▸ **Your objective**
Could every line of the data be printed exactly as it reads?

▸ **Input material**
◆ ◆ ◆
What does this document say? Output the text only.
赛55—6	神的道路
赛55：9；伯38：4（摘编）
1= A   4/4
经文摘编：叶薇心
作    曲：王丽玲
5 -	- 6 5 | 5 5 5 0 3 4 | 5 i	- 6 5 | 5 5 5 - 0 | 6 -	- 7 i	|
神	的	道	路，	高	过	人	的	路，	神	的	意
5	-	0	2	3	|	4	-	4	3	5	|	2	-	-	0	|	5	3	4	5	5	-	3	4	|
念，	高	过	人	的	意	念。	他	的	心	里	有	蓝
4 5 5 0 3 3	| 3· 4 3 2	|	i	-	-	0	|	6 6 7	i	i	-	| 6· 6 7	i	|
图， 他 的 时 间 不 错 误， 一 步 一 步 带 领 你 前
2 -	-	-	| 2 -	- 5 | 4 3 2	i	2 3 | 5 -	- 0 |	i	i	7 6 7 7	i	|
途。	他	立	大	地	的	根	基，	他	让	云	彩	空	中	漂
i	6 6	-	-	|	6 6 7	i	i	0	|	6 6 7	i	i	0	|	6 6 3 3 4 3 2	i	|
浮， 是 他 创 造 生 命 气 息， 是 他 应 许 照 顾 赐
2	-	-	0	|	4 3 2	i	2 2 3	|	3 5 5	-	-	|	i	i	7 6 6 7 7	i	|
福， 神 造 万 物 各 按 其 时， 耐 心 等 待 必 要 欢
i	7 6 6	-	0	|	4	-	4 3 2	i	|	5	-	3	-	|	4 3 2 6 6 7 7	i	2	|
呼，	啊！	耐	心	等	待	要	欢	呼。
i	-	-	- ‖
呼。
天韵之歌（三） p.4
◆ ◆ ◆
▸ **Completed task**
What does this document say? Output the text only.
赛55—6	神的道路
赛55：9；伯38：4（摘编）
1= A   4/4
经文摘编：叶薇心
作    曲：王丽玲
5 -	- 6 5 | 5 5 5 0 3 4 | 5 i	- 6 5 | 5 5 5 - 0 | 6 -	- 7 i	|
神	的	道	路，	高	过	人	的	路，	神	的	意
5	-	0	2	3	|	4	-	4	3	5	|	2	-	-	0	|	5	3	4	5	5	-	3	4	|
念，	高	过	人	的	意	念。	他	的	心	里	有	蓝
4 5 5 0 3 3	| 3· 4 3 2	|	i	-	-	0	|	6 6 7	i	i	-	| 6· 6 7	i	|
图， 他 的 时 间 不 错 误， 一 步 一 步 带 领 你 前
2 -	-	-	| 2 -	- 5 | 4 3 2	i	2 3 | 5 -	- 0 |	i	i	7 6 7 7	i	|
途。	他	立	大	地	的	根	基，	他	让	云	彩	空	中	漂
i	6 6	-	-	|	6 6 7	i	i	0	|	6 6 7	i	i	0	|	6 6 3 3 4 3 2	i	|
浮， 是 他 创 造 生 命 气 息， 是 他 应 许 照 顾 赐
2	-	-	0	|	4 3 2	i	2 2 3	|	3 5 5	-	-	|	i	i	7 6 6 7 7	i	|
福， 神 造 万 物 各 按 其 时， 耐 心 等 待 必 要 欢
i	7 6 6	-	0	|	4	-	4 3 2	i	|	5	-	3	-	|	4 3 2 6 6 7 7	i	2	|
呼，	啊！	耐	心	等	待	要	欢	呼。
i	-	-	- ‖
呼。
天韵之歌（三） p.4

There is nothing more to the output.